Task requirements
Select all lines holding the word "ffffff" from the entries that follow.

(Extracts from a graphics dataset)

[start]

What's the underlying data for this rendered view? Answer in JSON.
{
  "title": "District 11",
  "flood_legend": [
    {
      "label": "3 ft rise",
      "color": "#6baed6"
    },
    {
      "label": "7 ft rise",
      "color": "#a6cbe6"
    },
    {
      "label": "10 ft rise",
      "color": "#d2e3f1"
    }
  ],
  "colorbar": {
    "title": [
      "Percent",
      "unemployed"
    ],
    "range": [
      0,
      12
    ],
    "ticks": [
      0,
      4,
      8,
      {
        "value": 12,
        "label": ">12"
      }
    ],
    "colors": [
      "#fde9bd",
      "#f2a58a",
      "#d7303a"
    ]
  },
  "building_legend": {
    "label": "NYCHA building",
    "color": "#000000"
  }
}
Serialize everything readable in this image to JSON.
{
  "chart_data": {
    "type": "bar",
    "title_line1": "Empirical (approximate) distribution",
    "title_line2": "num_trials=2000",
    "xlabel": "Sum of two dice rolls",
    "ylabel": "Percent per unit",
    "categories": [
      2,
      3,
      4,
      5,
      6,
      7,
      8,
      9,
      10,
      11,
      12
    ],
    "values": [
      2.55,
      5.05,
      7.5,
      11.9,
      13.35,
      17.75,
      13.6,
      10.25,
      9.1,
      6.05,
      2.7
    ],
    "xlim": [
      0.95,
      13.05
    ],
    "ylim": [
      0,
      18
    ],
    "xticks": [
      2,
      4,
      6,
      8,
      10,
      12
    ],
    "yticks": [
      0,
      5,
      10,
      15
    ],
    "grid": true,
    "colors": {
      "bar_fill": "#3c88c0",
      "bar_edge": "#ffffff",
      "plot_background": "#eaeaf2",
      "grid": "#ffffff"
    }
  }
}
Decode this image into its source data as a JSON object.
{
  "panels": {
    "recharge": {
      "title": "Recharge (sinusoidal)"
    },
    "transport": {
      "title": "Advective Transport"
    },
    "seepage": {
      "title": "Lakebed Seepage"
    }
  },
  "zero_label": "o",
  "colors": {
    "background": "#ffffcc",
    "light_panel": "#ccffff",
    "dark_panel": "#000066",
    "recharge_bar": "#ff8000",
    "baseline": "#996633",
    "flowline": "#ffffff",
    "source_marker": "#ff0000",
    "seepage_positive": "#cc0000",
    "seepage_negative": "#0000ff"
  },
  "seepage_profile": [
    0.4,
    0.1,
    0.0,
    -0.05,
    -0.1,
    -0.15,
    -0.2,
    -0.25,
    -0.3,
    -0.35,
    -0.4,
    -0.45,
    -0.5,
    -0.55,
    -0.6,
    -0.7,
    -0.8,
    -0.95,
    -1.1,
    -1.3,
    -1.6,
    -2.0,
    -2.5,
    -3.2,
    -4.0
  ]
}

[end]

Answer for the task
      "bar_edge": "#ffffff",
      "grid": "#ffffff"
    "flowline": "#ffffff",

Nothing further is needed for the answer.